**Your instructions**
The answer should be a single number: how many lines of the entries below hold the word "color".

(Dataset rows about figures)
-- Start --
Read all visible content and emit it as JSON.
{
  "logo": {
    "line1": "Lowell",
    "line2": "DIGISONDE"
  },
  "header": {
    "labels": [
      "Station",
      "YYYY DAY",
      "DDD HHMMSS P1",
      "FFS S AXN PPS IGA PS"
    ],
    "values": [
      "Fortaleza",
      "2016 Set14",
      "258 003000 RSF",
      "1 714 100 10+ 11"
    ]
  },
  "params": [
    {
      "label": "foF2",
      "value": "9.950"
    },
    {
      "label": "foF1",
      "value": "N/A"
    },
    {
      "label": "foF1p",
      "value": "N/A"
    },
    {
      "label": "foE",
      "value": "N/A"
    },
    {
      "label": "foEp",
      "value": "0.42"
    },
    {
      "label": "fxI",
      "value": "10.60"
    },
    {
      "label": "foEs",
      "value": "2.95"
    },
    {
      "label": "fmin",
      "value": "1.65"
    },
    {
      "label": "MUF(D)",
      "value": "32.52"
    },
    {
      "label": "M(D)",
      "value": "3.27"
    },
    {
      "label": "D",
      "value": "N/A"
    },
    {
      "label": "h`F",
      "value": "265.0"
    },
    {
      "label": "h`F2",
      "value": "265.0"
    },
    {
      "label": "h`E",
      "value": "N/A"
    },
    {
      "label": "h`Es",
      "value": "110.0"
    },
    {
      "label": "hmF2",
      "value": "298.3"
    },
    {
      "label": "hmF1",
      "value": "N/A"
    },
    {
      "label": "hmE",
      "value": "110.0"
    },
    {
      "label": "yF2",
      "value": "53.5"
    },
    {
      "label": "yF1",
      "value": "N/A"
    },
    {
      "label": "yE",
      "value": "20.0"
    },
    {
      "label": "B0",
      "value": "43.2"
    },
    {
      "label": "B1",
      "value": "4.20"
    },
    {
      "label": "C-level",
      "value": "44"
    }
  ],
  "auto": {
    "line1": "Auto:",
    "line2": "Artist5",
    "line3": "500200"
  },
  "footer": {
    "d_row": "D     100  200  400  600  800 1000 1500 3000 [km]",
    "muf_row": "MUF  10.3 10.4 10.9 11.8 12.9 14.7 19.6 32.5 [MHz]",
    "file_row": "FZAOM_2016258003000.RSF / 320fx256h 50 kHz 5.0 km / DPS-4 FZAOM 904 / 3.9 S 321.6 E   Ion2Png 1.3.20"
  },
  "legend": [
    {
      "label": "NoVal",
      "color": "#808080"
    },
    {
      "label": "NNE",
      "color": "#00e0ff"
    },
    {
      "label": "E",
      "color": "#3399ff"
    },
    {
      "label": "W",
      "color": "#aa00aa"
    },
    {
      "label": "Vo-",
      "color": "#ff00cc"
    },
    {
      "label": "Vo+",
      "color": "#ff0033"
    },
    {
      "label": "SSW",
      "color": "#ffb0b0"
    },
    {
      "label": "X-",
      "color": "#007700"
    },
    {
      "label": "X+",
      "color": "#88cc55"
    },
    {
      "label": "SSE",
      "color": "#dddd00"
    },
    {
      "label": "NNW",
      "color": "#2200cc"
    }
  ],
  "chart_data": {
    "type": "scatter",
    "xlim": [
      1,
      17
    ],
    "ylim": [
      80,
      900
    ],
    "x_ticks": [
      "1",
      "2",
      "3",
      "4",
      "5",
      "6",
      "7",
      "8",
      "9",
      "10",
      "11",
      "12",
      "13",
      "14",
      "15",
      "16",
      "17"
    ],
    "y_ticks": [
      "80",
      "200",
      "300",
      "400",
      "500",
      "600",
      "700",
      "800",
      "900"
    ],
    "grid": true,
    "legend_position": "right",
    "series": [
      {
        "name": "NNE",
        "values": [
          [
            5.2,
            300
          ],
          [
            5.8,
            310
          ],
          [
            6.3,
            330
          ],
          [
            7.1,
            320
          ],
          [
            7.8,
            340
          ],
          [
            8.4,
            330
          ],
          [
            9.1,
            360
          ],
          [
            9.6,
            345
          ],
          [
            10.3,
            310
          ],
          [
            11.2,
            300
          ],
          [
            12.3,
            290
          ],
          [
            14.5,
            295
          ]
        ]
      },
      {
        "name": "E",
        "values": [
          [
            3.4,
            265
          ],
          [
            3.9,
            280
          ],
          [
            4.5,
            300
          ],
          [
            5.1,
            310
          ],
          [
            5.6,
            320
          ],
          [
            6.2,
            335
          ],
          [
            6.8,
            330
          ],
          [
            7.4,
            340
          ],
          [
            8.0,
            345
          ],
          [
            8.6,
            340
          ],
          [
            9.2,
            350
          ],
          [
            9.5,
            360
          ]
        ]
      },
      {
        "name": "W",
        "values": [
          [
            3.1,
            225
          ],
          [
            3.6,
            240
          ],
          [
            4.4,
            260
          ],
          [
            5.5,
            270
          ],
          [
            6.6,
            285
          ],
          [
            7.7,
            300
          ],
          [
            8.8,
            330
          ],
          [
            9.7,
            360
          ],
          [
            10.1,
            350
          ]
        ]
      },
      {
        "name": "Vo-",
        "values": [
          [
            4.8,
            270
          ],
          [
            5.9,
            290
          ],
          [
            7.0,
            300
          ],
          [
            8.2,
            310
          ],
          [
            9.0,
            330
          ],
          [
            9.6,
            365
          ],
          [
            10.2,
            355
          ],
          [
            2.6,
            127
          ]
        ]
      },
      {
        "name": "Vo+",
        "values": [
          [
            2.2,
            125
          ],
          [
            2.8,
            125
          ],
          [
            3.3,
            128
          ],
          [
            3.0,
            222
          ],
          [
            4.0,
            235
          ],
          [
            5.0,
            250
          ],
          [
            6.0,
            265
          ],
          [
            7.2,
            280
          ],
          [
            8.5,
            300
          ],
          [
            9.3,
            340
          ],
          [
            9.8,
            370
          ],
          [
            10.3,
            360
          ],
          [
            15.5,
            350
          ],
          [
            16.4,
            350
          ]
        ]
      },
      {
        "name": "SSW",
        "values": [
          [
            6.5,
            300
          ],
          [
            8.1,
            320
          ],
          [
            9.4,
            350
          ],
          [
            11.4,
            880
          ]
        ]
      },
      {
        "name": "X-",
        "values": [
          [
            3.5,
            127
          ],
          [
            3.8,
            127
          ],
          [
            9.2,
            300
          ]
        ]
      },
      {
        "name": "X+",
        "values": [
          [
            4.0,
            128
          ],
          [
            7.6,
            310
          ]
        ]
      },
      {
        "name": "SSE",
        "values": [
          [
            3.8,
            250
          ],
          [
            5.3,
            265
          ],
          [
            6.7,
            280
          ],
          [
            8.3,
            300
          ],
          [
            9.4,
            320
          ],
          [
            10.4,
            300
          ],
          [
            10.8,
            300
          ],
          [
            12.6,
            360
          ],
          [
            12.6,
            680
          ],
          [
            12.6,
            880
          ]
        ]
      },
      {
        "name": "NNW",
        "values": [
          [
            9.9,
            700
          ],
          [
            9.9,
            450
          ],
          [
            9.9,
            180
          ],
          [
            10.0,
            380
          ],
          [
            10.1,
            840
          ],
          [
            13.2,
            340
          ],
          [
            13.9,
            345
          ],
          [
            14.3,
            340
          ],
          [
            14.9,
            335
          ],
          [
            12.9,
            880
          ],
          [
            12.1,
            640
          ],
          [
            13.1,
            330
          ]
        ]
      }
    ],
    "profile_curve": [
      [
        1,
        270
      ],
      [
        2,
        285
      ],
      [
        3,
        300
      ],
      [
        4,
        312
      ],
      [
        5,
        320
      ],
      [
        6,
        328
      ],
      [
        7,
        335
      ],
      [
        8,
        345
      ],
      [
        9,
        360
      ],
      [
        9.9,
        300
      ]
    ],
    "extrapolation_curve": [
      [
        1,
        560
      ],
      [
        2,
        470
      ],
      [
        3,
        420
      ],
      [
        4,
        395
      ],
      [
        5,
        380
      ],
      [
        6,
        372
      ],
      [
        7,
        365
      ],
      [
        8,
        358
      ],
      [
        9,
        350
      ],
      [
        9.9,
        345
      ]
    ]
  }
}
-- End --
**Solution to this task**
11